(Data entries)

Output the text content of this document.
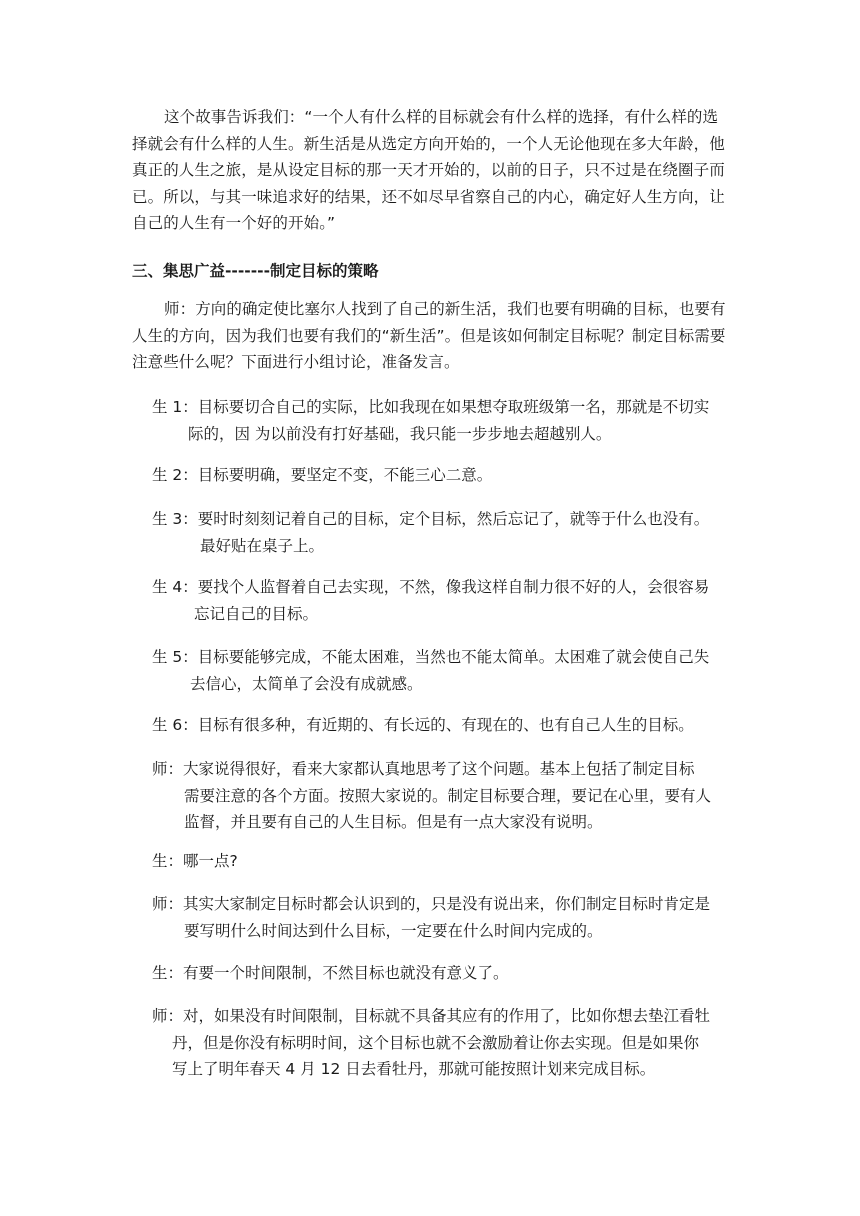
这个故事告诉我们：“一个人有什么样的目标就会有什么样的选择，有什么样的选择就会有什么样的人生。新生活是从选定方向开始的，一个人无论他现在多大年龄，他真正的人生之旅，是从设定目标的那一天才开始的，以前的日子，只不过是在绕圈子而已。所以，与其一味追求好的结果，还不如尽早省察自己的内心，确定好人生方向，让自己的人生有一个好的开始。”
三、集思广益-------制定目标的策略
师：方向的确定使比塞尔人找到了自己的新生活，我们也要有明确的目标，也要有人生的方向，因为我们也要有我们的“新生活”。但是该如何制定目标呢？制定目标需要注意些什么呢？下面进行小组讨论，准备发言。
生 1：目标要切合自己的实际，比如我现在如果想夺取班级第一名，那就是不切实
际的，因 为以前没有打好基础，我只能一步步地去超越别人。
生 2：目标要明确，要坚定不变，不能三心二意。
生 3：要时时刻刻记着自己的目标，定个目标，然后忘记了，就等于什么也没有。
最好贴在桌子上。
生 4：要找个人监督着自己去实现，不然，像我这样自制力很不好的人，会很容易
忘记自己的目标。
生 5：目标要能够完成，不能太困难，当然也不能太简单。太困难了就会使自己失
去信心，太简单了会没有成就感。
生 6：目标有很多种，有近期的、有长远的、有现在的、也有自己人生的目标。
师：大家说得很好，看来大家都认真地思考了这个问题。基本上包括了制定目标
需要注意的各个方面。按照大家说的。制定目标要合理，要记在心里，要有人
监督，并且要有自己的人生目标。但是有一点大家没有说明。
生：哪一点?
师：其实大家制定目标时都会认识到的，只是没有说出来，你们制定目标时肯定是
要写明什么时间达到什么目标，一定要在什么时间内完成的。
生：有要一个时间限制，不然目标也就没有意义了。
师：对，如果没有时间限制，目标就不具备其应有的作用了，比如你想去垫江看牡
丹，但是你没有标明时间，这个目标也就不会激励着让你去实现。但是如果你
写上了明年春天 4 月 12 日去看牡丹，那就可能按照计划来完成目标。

--

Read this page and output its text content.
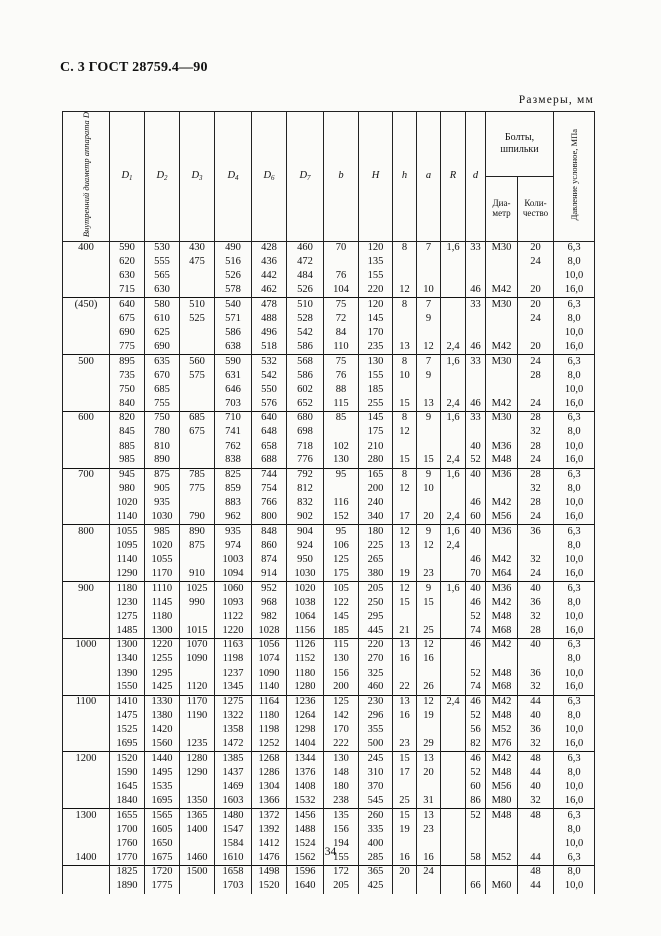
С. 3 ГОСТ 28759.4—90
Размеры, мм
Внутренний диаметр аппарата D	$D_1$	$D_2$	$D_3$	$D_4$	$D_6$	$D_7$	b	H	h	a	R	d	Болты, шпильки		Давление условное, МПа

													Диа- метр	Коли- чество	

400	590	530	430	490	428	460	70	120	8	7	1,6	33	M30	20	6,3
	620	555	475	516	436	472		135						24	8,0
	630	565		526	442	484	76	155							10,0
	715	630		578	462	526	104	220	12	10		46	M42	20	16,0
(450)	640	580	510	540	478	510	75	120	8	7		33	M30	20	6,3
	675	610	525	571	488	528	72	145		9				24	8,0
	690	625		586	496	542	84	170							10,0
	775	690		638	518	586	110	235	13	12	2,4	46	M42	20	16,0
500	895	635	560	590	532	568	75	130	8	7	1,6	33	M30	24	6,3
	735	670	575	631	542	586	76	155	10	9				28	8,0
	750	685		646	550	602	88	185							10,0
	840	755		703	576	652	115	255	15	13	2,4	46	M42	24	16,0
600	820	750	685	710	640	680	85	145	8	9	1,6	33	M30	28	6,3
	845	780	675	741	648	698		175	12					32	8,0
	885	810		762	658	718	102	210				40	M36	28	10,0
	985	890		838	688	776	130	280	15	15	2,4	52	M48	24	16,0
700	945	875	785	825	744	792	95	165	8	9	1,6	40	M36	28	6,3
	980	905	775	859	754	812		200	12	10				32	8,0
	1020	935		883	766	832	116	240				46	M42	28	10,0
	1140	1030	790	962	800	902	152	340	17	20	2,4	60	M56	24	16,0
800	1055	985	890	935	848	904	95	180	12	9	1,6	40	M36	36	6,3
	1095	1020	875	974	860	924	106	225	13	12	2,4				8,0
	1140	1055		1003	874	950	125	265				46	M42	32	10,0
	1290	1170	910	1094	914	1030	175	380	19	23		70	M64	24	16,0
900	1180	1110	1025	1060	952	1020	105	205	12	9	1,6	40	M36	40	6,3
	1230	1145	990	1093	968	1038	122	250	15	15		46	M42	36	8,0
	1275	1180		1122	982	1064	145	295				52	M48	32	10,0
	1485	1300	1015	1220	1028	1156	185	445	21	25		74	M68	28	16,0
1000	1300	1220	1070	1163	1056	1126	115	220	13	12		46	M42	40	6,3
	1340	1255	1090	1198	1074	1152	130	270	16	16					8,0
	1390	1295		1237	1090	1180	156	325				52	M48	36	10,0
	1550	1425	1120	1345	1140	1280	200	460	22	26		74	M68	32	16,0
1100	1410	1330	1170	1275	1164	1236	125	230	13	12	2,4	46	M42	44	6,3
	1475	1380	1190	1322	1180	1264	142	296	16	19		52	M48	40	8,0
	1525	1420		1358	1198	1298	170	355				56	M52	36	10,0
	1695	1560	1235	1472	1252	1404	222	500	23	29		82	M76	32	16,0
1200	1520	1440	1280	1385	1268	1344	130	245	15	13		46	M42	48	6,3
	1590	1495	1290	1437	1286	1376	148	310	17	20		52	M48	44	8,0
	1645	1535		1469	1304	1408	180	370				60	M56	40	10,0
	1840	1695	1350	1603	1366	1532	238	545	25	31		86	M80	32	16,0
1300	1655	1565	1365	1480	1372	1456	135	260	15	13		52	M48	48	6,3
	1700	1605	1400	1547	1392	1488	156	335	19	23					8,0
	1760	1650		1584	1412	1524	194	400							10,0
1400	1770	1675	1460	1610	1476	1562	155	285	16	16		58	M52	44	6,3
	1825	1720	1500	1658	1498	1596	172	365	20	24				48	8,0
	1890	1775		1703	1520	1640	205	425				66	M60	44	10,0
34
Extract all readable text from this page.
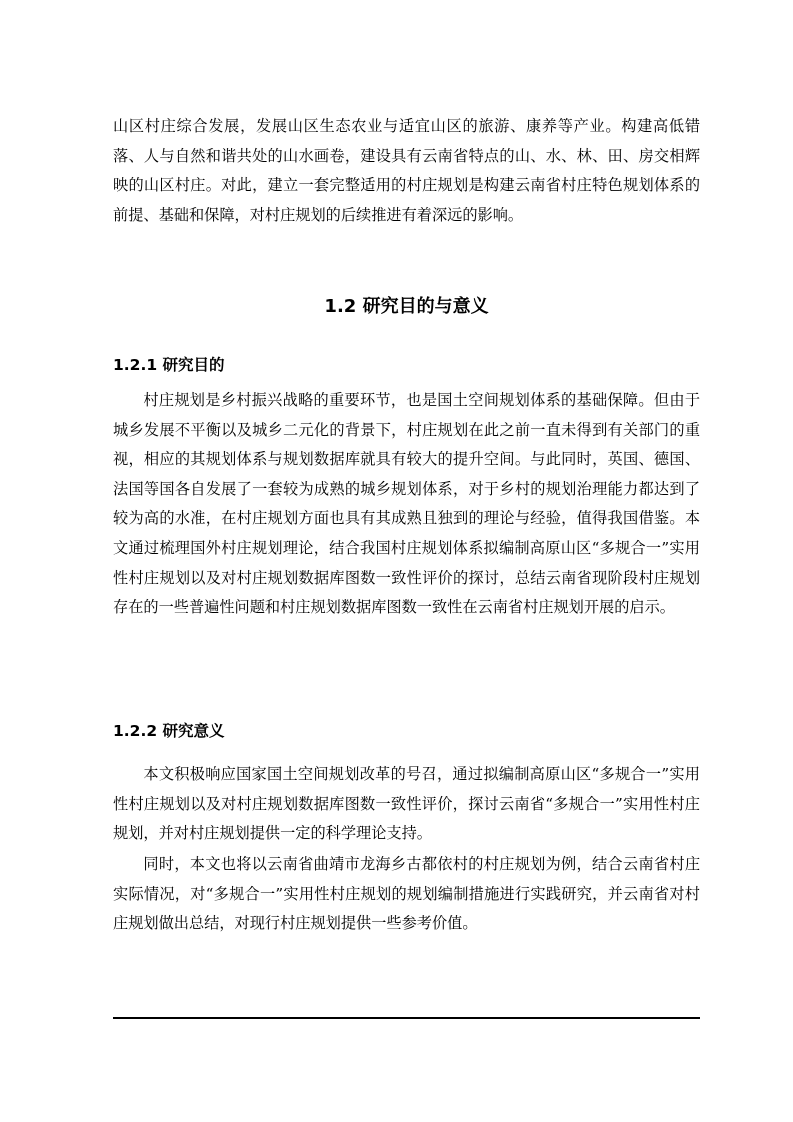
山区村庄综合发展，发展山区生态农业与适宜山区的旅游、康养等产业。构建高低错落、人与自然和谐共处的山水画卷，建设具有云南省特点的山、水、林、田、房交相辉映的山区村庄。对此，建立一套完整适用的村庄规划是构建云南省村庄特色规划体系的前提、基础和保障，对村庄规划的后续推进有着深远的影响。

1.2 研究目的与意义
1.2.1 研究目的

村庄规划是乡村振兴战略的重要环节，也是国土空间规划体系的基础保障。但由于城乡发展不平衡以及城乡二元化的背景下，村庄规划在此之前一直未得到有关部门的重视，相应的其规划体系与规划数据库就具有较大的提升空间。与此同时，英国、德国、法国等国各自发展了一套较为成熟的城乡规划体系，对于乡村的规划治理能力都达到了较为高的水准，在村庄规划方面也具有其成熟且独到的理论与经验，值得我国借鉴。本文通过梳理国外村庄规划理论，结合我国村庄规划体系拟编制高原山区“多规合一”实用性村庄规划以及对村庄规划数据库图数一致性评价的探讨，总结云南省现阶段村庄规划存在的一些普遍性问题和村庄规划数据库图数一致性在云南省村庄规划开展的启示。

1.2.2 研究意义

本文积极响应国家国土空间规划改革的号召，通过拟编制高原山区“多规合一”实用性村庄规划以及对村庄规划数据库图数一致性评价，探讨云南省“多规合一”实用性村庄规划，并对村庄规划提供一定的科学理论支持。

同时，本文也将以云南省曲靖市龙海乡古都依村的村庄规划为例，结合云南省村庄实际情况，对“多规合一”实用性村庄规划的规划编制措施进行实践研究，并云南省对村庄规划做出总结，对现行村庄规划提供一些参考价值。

§ What the task requires
Point out every line holding the string "多规合一" and copy it.

§ Reply to the exercise
村庄规划是乡村振兴战略的重要环节，也是国土空间规划体系的基础保障。但由于城乡发展不平衡以及城乡二元化的背景下，村庄规划在此之前一直未得到有关部门的重视，相应的其规划体系与规划数据库就具有较大的提升空间。与此同时，英国、德国、法国等国各自发展了一套较为成熟的城乡规划体系，对于乡村的规划治理能力都达到了较为高的水准，在村庄规划方面也具有其成熟且独到的理论与经验，值得我国借鉴。本文通过梳理国外村庄规划理论，结合我国村庄规划体系拟编制高原山区“多规合一”实用性村庄规划以及对村庄规划数据库图数一致性评价的探讨，总结云南省现阶段村庄规划存在的一些普遍性问题和村庄规划数据库图数一致性在云南省村庄规划开展的启示。
本文积极响应国家国土空间规划改革的号召，通过拟编制高原山区“多规合一”实用性村庄规划以及对村庄规划数据库图数一致性评价，探讨云南省“多规合一”实用性村庄规划，并对村庄规划提供一定的科学理论支持。
同时，本文也将以云南省曲靖市龙海乡古都依村的村庄规划为例，结合云南省村庄实际情况，对“多规合一”实用性村庄规划的规划编制措施进行实践研究，并云南省对村庄规划做出总结，对现行村庄规划提供一些参考价值。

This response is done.